→ Exercise objective: Print out each record below, unaltered and complete, without its images.

----------------

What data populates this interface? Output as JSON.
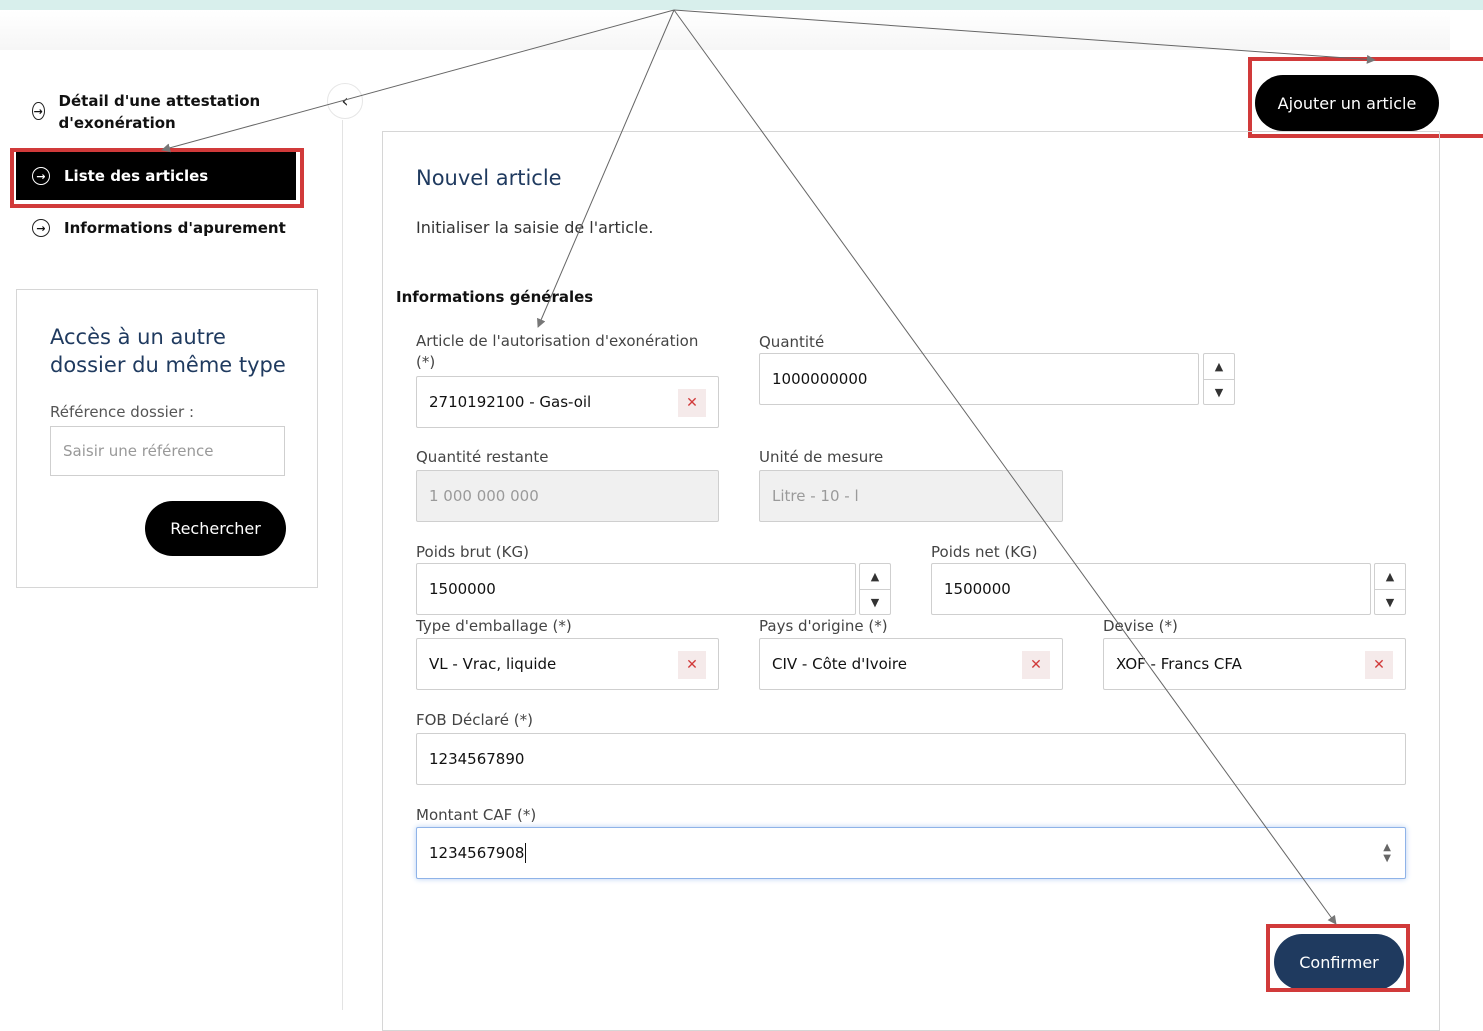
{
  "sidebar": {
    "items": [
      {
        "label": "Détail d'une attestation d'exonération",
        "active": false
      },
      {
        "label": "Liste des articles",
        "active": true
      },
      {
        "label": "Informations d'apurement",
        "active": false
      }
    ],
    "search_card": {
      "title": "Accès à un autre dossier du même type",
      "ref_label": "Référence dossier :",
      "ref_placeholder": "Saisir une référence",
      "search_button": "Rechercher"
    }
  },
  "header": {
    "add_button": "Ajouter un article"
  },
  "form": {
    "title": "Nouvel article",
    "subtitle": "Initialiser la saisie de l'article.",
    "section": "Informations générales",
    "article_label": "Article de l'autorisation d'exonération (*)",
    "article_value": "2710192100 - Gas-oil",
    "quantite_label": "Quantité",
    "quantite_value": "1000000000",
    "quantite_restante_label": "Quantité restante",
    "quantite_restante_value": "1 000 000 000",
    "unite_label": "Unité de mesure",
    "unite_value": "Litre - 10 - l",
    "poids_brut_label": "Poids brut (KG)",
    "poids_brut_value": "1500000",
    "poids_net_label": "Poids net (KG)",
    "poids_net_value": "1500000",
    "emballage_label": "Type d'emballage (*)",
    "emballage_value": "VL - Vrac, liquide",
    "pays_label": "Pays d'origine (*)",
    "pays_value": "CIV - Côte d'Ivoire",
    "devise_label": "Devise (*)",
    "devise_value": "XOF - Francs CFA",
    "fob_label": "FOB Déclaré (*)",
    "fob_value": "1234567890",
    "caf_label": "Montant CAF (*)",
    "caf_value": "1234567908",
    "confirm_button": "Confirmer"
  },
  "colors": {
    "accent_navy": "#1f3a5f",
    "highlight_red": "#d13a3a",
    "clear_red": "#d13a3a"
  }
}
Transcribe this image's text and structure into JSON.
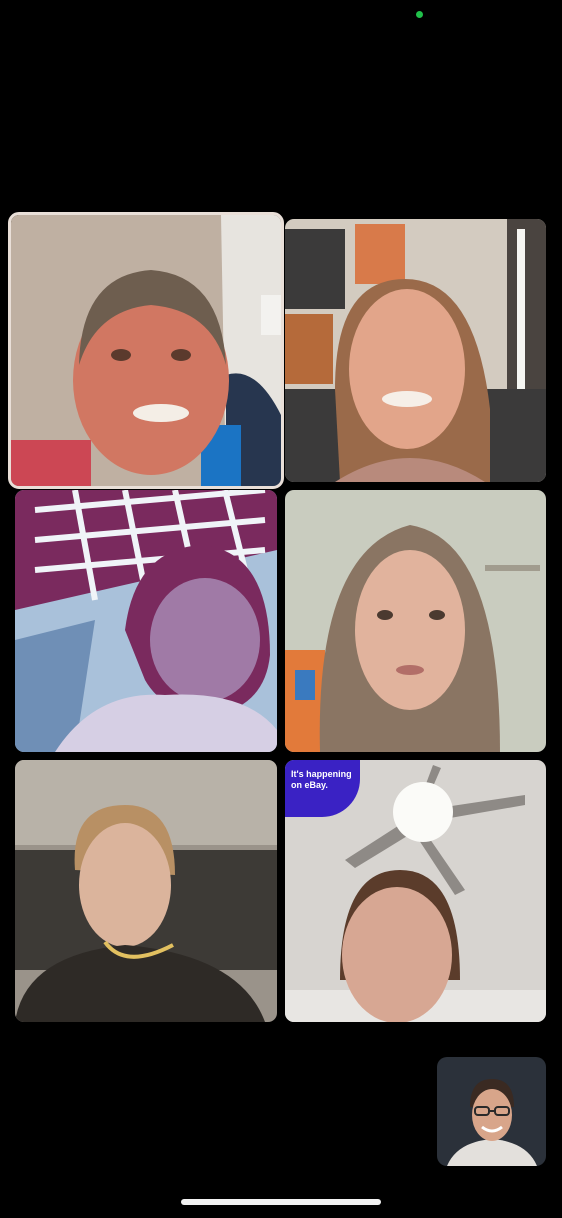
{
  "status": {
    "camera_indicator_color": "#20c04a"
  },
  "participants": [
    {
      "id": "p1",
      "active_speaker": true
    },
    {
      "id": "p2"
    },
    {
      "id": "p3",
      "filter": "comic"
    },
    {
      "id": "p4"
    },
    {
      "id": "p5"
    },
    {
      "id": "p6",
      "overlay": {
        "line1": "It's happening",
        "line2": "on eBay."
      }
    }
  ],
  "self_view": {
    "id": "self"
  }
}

----------------

→ Output of the task:
What data populates this interface? Output as JSON.
{
  "sidebar": {
    "items": [
      {
        "label": "Détail d'une attestation d'exonération",
        "active": false
      },
      {
        "label": "Liste des articles",
        "active": true
      },
      {
        "label": "Informations d'apurement",
        "active": false
      }
    ],
    "search_card": {
      "title": "Accès à un autre dossier du même type",
      "ref_label": "Référence dossier :",
      "ref_placeholder": "Saisir une référence",
      "search_button": "Rechercher"
    }
  },
  "header": {
    "add_button": "Ajouter un article"
  },
  "form": {
    "title": "Nouvel article",
    "subtitle": "Initialiser la saisie de l'article.",
    "section": "Informations générales",
    "article_label": "Article de l'autorisation d'exonération (*)",
    "article_value": "2710192100 - Gas-oil",
    "quantite_label": "Quantité",
    "quantite_value": "1000000000",
    "quantite_restante_label": "Quantité restante",
    "quantite_restante_value": "1 000 000 000",
    "unite_label": "Unité de mesure",
    "unite_value": "Litre - 10 - l",
    "poids_brut_label": "Poids brut (KG)",
    "poids_brut_value": "1500000",
    "poids_net_label": "Poids net (KG)",
    "poids_net_value": "1500000",
    "emballage_label": "Type d'emballage (*)",
    "emballage_value": "VL - Vrac, liquide",
    "pays_label": "Pays d'origine (*)",
    "pays_value": "CIV - Côte d'Ivoire",
    "devise_label": "Devise (*)",
    "devise_value": "XOF - Francs CFA",
    "fob_label": "FOB Déclaré (*)",
    "fob_value": "1234567890",
    "caf_label": "Montant CAF (*)",
    "caf_value": "1234567908",
    "confirm_button": "Confirmer"
  },
  "colors": {
    "accent_navy": "#1f3a5f",
    "highlight_red": "#d13a3a",
    "clear_red": "#d13a3a"
  }
}
Transcribe this image's text and structure into JSON.
{
  "status": {
    "camera_indicator_color": "#20c04a"
  },
  "participants": [
    {
      "id": "p1",
      "active_speaker": true
    },
    {
      "id": "p2"
    },
    {
      "id": "p3",
      "filter": "comic"
    },
    {
      "id": "p4"
    },
    {
      "id": "p5"
    },
    {
      "id": "p6",
      "overlay": {
        "line1": "It's happening",
        "line2": "on eBay."
      }
    }
  ],
  "self_view": {
    "id": "self"
  }
}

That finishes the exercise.